WORK INSTRUCTIONS:
Transcribe the material below exactly as it appears.

Records about charts and figures
* START *

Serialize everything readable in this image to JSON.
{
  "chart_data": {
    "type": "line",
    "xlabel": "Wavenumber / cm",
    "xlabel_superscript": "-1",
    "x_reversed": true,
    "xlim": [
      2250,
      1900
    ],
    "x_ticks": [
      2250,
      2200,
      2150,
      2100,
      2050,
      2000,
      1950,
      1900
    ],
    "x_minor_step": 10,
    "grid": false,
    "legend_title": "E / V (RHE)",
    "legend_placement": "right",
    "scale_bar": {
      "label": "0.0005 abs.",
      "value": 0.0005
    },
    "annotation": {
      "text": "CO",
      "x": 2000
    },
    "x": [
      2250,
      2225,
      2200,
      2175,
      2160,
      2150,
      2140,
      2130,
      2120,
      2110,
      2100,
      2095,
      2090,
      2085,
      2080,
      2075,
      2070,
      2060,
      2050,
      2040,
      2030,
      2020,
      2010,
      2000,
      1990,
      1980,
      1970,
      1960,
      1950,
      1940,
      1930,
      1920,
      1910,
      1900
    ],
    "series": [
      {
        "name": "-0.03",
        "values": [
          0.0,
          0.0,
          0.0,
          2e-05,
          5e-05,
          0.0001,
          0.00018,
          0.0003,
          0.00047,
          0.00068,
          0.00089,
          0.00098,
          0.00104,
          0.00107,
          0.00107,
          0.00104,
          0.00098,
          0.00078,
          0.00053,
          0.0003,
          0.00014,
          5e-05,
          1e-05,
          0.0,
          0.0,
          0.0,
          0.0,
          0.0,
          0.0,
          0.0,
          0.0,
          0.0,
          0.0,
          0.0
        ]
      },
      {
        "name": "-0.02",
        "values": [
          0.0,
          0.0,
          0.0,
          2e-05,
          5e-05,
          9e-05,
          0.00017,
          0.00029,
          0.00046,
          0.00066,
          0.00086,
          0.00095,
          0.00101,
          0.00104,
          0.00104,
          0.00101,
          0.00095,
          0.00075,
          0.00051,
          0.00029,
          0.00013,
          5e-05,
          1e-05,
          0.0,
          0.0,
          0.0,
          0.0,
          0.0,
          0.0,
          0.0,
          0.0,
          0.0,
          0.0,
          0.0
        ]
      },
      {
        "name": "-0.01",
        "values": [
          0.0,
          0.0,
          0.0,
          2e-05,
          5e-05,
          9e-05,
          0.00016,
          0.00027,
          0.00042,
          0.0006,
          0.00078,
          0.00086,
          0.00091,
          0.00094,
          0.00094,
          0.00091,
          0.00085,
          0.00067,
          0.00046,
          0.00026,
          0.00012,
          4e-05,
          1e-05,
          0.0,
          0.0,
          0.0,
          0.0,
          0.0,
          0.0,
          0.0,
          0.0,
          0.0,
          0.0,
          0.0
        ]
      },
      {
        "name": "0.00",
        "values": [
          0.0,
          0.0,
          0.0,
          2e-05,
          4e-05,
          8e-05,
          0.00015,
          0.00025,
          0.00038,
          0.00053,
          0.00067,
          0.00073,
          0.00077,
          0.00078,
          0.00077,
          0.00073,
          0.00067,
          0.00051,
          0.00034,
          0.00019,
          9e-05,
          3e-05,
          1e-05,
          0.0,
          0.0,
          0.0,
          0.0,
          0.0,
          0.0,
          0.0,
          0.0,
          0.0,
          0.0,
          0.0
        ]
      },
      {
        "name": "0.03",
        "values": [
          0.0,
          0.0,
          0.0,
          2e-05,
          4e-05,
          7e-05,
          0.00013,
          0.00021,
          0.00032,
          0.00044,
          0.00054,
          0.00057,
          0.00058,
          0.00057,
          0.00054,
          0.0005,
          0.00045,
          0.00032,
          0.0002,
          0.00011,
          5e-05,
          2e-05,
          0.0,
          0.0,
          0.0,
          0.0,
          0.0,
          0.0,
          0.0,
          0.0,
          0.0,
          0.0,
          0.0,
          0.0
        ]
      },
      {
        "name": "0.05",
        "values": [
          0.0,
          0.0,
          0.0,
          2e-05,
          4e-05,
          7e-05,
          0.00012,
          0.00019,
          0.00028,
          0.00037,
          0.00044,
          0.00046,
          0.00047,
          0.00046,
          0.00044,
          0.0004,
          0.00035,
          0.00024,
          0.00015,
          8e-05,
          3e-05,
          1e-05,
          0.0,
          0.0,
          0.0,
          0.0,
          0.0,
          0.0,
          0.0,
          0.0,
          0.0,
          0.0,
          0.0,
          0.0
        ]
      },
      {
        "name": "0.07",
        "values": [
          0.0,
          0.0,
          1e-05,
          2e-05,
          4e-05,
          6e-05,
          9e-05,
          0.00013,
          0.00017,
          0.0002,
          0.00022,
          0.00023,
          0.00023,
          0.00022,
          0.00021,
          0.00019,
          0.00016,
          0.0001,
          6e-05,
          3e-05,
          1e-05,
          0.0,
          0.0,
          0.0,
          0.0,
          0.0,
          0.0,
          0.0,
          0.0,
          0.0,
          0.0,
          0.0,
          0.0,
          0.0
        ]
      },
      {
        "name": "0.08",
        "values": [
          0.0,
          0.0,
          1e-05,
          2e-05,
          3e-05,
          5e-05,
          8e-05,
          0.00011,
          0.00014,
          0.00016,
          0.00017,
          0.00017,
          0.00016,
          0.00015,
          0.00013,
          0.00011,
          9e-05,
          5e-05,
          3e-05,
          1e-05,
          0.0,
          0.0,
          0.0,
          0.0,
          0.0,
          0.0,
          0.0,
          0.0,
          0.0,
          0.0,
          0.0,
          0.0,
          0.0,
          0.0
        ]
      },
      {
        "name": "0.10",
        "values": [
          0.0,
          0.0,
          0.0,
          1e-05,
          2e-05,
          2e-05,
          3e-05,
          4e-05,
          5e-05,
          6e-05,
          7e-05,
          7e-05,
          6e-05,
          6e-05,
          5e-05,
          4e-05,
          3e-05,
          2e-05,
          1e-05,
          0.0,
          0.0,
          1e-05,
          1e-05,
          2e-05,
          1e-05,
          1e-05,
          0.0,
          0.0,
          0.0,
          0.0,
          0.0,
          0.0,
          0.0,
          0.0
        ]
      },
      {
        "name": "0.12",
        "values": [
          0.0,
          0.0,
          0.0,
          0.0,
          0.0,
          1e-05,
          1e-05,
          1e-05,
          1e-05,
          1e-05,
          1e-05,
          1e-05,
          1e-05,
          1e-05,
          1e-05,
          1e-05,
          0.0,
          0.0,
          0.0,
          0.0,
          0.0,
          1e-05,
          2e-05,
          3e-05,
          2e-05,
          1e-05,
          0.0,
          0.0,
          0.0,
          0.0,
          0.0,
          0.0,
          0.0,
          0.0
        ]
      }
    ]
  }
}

* END *

TASK SOLUTION:
Serialize everything readable in this image to JSON.
{
  "chart_data": {
    "type": "line",
    "xlabel": "Wavenumber / cm",
    "xlabel_superscript": "-1",
    "x_reversed": true,
    "xlim": [
      2250,
      1900
    ],
    "x_ticks": [
      2250,
      2200,
      2150,
      2100,
      2050,
      2000,
      1950,
      1900
    ],
    "x_minor_step": 10,
    "grid": false,
    "legend_title": "E / V (RHE)",
    "legend_placement": "right",
    "scale_bar": {
      "label": "0.0005 abs.",
      "value": 0.0005
    },
    "annotation": {
      "text": "CO",
      "x": 2000
    },
    "x": [
      2250,
      2225,
      2200,
      2175,
      2160,
      2150,
      2140,
      2130,
      2120,
      2110,
      2100,
      2095,
      2090,
      2085,
      2080,
      2075,
      2070,
      2060,
      2050,
      2040,
      2030,
      2020,
      2010,
      2000,
      1990,
      1980,
      1970,
      1960,
      1950,
      1940,
      1930,
      1920,
      1910,
      1900
    ],
    "series": [
      {
        "name": "-0.03",
        "values": [
          0.0,
          0.0,
          0.0,
          2e-05,
          5e-05,
          0.0001,
          0.00018,
          0.0003,
          0.00047,
          0.00068,
          0.00089,
          0.00098,
          0.00104,
          0.00107,
          0.00107,
          0.00104,
          0.00098,
          0.00078,
          0.00053,
          0.0003,
          0.00014,
          5e-05,
          1e-05,
          0.0,
          0.0,
          0.0,
          0.0,
          0.0,
          0.0,
          0.0,
          0.0,
          0.0,
          0.0,
          0.0
        ]
      },
      {
        "name": "-0.02",
        "values": [
          0.0,
          0.0,
          0.0,
          2e-05,
          5e-05,
          9e-05,
          0.00017,
          0.00029,
          0.00046,
          0.00066,
          0.00086,
          0.00095,
          0.00101,
          0.00104,
          0.00104,
          0.00101,
          0.00095,
          0.00075,
          0.00051,
          0.00029,
          0.00013,
          5e-05,
          1e-05,
          0.0,
          0.0,
          0.0,
          0.0,
          0.0,
          0.0,
          0.0,
          0.0,
          0.0,
          0.0,
          0.0
        ]
      },
      {
        "name": "-0.01",
        "values": [
          0.0,
          0.0,
          0.0,
          2e-05,
          5e-05,
          9e-05,
          0.00016,
          0.00027,
          0.00042,
          0.0006,
          0.00078,
          0.00086,
          0.00091,
          0.00094,
          0.00094,
          0.00091,
          0.00085,
          0.00067,
          0.00046,
          0.00026,
          0.00012,
          4e-05,
          1e-05,
          0.0,
          0.0,
          0.0,
          0.0,
          0.0,
          0.0,
          0.0,
          0.0,
          0.0,
          0.0,
          0.0
        ]
      },
      {
        "name": "0.00",
        "values": [
          0.0,
          0.0,
          0.0,
          2e-05,
          4e-05,
          8e-05,
          0.00015,
          0.00025,
          0.00038,
          0.00053,
          0.00067,
          0.00073,
          0.00077,
          0.00078,
          0.00077,
          0.00073,
          0.00067,
          0.00051,
          0.00034,
          0.00019,
          9e-05,
          3e-05,
          1e-05,
          0.0,
          0.0,
          0.0,
          0.0,
          0.0,
          0.0,
          0.0,
          0.0,
          0.0,
          0.0,
          0.0
        ]
      },
      {
        "name": "0.03",
        "values": [
          0.0,
          0.0,
          0.0,
          2e-05,
          4e-05,
          7e-05,
          0.00013,
          0.00021,
          0.00032,
          0.00044,
          0.00054,
          0.00057,
          0.00058,
          0.00057,
          0.00054,
          0.0005,
          0.00045,
          0.00032,
          0.0002,
          0.00011,
          5e-05,
          2e-05,
          0.0,
          0.0,
          0.0,
          0.0,
          0.0,
          0.0,
          0.0,
          0.0,
          0.0,
          0.0,
          0.0,
          0.0
        ]
      },
      {
        "name": "0.05",
        "values": [
          0.0,
          0.0,
          0.0,
          2e-05,
          4e-05,
          7e-05,
          0.00012,
          0.00019,
          0.00028,
          0.00037,
          0.00044,
          0.00046,
          0.00047,
          0.00046,
          0.00044,
          0.0004,
          0.00035,
          0.00024,
          0.00015,
          8e-05,
          3e-05,
          1e-05,
          0.0,
          0.0,
          0.0,
          0.0,
          0.0,
          0.0,
          0.0,
          0.0,
          0.0,
          0.0,
          0.0,
          0.0
        ]
      },
      {
        "name": "0.07",
        "values": [
          0.0,
          0.0,
          1e-05,
          2e-05,
          4e-05,
          6e-05,
          9e-05,
          0.00013,
          0.00017,
          0.0002,
          0.00022,
          0.00023,
          0.00023,
          0.00022,
          0.00021,
          0.00019,
          0.00016,
          0.0001,
          6e-05,
          3e-05,
          1e-05,
          0.0,
          0.0,
          0.0,
          0.0,
          0.0,
          0.0,
          0.0,
          0.0,
          0.0,
          0.0,
          0.0,
          0.0,
          0.0
        ]
      },
      {
        "name": "0.08",
        "values": [
          0.0,
          0.0,
          1e-05,
          2e-05,
          3e-05,
          5e-05,
          8e-05,
          0.00011,
          0.00014,
          0.00016,
          0.00017,
          0.00017,
          0.00016,
          0.00015,
          0.00013,
          0.00011,
          9e-05,
          5e-05,
          3e-05,
          1e-05,
          0.0,
          0.0,
          0.0,
          0.0,
          0.0,
          0.0,
          0.0,
          0.0,
          0.0,
          0.0,
          0.0,
          0.0,
          0.0,
          0.0
        ]
      },
      {
        "name": "0.10",
        "values": [
          0.0,
          0.0,
          0.0,
          1e-05,
          2e-05,
          2e-05,
          3e-05,
          4e-05,
          5e-05,
          6e-05,
          7e-05,
          7e-05,
          6e-05,
          6e-05,
          5e-05,
          4e-05,
          3e-05,
          2e-05,
          1e-05,
          0.0,
          0.0,
          1e-05,
          1e-05,
          2e-05,
          1e-05,
          1e-05,
          0.0,
          0.0,
          0.0,
          0.0,
          0.0,
          0.0,
          0.0,
          0.0
        ]
      },
      {
        "name": "0.12",
        "values": [
          0.0,
          0.0,
          0.0,
          0.0,
          0.0,
          1e-05,
          1e-05,
          1e-05,
          1e-05,
          1e-05,
          1e-05,
          1e-05,
          1e-05,
          1e-05,
          1e-05,
          1e-05,
          0.0,
          0.0,
          0.0,
          0.0,
          0.0,
          1e-05,
          2e-05,
          3e-05,
          2e-05,
          1e-05,
          0.0,
          0.0,
          0.0,
          0.0,
          0.0,
          0.0,
          0.0,
          0.0
        ]
      }
    ]
  }
}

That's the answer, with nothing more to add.